◆ **WRITTEN REQUEST**: Your task is to restate the data word for word.

┄┄┄┄┄┄┄┄┄┄┄┄┄┄┄┄┄┄┄┄

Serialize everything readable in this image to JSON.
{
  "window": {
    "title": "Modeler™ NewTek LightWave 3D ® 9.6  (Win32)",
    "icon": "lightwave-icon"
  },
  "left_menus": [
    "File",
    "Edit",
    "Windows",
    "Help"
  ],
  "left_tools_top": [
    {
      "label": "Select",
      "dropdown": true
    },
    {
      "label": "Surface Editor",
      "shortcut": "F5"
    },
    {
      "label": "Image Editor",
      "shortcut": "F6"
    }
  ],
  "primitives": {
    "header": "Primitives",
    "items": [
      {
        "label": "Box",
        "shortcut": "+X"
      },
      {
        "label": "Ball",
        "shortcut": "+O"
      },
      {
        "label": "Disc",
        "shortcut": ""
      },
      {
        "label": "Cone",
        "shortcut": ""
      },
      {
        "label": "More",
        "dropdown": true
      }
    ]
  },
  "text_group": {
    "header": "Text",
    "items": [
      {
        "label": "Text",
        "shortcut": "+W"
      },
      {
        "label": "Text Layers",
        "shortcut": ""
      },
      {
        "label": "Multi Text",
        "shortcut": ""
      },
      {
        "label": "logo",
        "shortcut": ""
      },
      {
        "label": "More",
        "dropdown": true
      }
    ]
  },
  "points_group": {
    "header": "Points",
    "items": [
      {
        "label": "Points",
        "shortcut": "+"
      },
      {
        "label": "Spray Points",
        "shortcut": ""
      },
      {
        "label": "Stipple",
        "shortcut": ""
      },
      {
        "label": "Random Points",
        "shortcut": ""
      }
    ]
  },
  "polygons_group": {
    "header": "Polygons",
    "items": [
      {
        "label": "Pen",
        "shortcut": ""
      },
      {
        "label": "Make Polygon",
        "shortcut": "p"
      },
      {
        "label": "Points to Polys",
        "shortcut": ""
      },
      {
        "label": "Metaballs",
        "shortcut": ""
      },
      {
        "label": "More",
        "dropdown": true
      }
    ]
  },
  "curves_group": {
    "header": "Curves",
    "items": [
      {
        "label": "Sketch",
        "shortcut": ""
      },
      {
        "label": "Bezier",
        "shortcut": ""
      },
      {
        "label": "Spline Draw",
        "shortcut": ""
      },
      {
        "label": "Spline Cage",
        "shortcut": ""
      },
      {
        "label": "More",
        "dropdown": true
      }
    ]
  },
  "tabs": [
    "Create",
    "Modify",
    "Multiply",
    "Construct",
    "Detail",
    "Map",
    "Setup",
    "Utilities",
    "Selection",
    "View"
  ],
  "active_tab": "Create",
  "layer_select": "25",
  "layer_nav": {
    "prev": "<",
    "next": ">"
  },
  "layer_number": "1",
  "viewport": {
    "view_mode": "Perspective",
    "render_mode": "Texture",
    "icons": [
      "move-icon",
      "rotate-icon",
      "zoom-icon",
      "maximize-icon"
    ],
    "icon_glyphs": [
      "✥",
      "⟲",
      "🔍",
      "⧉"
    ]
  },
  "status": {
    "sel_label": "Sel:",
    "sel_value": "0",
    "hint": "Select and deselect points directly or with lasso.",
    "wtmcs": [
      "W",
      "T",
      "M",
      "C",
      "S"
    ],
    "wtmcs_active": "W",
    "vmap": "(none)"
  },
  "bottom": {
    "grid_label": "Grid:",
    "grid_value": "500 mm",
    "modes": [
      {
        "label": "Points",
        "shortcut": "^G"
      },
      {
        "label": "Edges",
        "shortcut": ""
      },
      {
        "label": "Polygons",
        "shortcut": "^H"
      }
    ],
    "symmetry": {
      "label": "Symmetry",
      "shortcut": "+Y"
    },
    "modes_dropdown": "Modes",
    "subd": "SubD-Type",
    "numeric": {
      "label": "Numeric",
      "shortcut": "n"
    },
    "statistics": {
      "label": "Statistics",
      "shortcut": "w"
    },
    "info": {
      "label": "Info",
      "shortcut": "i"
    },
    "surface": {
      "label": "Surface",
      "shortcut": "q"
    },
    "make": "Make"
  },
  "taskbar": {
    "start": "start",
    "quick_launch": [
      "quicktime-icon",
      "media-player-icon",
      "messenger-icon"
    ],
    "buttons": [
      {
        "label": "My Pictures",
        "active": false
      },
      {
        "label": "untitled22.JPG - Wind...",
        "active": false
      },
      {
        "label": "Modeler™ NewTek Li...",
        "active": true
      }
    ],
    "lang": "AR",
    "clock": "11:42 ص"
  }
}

┄┄┄┄┄┄┄┄┄┄┄┄┄┄┄┄┄┄┄┄

◆ **ANSWER TO THIS PROBLEM**:
Serialize everything readable in this image to JSON.
{
  "window": {
    "title": "Modeler™ NewTek LightWave 3D ® 9.6  (Win32)",
    "icon": "lightwave-icon"
  },
  "left_menus": [
    "File",
    "Edit",
    "Windows",
    "Help"
  ],
  "left_tools_top": [
    {
      "label": "Select",
      "dropdown": true
    },
    {
      "label": "Surface Editor",
      "shortcut": "F5"
    },
    {
      "label": "Image Editor",
      "shortcut": "F6"
    }
  ],
  "primitives": {
    "header": "Primitives",
    "items": [
      {
        "label": "Box",
        "shortcut": "+X"
      },
      {
        "label": "Ball",
        "shortcut": "+O"
      },
      {
        "label": "Disc",
        "shortcut": ""
      },
      {
        "label": "Cone",
        "shortcut": ""
      },
      {
        "label": "More",
        "dropdown": true
      }
    ]
  },
  "text_group": {
    "header": "Text",
    "items": [
      {
        "label": "Text",
        "shortcut": "+W"
      },
      {
        "label": "Text Layers",
        "shortcut": ""
      },
      {
        "label": "Multi Text",
        "shortcut": ""
      },
      {
        "label": "logo",
        "shortcut": ""
      },
      {
        "label": "More",
        "dropdown": true
      }
    ]
  },
  "points_group": {
    "header": "Points",
    "items": [
      {
        "label": "Points",
        "shortcut": "+"
      },
      {
        "label": "Spray Points",
        "shortcut": ""
      },
      {
        "label": "Stipple",
        "shortcut": ""
      },
      {
        "label": "Random Points",
        "shortcut": ""
      }
    ]
  },
  "polygons_group": {
    "header": "Polygons",
    "items": [
      {
        "label": "Pen",
        "shortcut": ""
      },
      {
        "label": "Make Polygon",
        "shortcut": "p"
      },
      {
        "label": "Points to Polys",
        "shortcut": ""
      },
      {
        "label": "Metaballs",
        "shortcut": ""
      },
      {
        "label": "More",
        "dropdown": true
      }
    ]
  },
  "curves_group": {
    "header": "Curves",
    "items": [
      {
        "label": "Sketch",
        "shortcut": ""
      },
      {
        "label": "Bezier",
        "shortcut": ""
      },
      {
        "label": "Spline Draw",
        "shortcut": ""
      },
      {
        "label": "Spline Cage",
        "shortcut": ""
      },
      {
        "label": "More",
        "dropdown": true
      }
    ]
  },
  "tabs": [
    "Create",
    "Modify",
    "Multiply",
    "Construct",
    "Detail",
    "Map",
    "Setup",
    "Utilities",
    "Selection",
    "View"
  ],
  "active_tab": "Create",
  "layer_select": "25",
  "layer_nav": {
    "prev": "<",
    "next": ">"
  },
  "layer_number": "1",
  "viewport": {
    "view_mode": "Perspective",
    "render_mode": "Texture",
    "icons": [
      "move-icon",
      "rotate-icon",
      "zoom-icon",
      "maximize-icon"
    ],
    "icon_glyphs": [
      "✥",
      "⟲",
      "🔍",
      "⧉"
    ]
  },
  "status": {
    "sel_label": "Sel:",
    "sel_value": "0",
    "hint": "Select and deselect points directly or with lasso.",
    "wtmcs": [
      "W",
      "T",
      "M",
      "C",
      "S"
    ],
    "wtmcs_active": "W",
    "vmap": "(none)"
  },
  "bottom": {
    "grid_label": "Grid:",
    "grid_value": "500 mm",
    "modes": [
      {
        "label": "Points",
        "shortcut": "^G"
      },
      {
        "label": "Edges",
        "shortcut": ""
      },
      {
        "label": "Polygons",
        "shortcut": "^H"
      }
    ],
    "symmetry": {
      "label": "Symmetry",
      "shortcut": "+Y"
    },
    "modes_dropdown": "Modes",
    "subd": "SubD-Type",
    "numeric": {
      "label": "Numeric",
      "shortcut": "n"
    },
    "statistics": {
      "label": "Statistics",
      "shortcut": "w"
    },
    "info": {
      "label": "Info",
      "shortcut": "i"
    },
    "surface": {
      "label": "Surface",
      "shortcut": "q"
    },
    "make": "Make"
  },
  "taskbar": {
    "start": "start",
    "quick_launch": [
      "quicktime-icon",
      "media-player-icon",
      "messenger-icon"
    ],
    "buttons": [
      {
        "label": "My Pictures",
        "active": false
      },
      {
        "label": "untitled22.JPG - Wind...",
        "active": false
      },
      {
        "label": "Modeler™ NewTek Li...",
        "active": true
      }
    ],
    "lang": "AR",
    "clock": "11:42 ص"
  }
}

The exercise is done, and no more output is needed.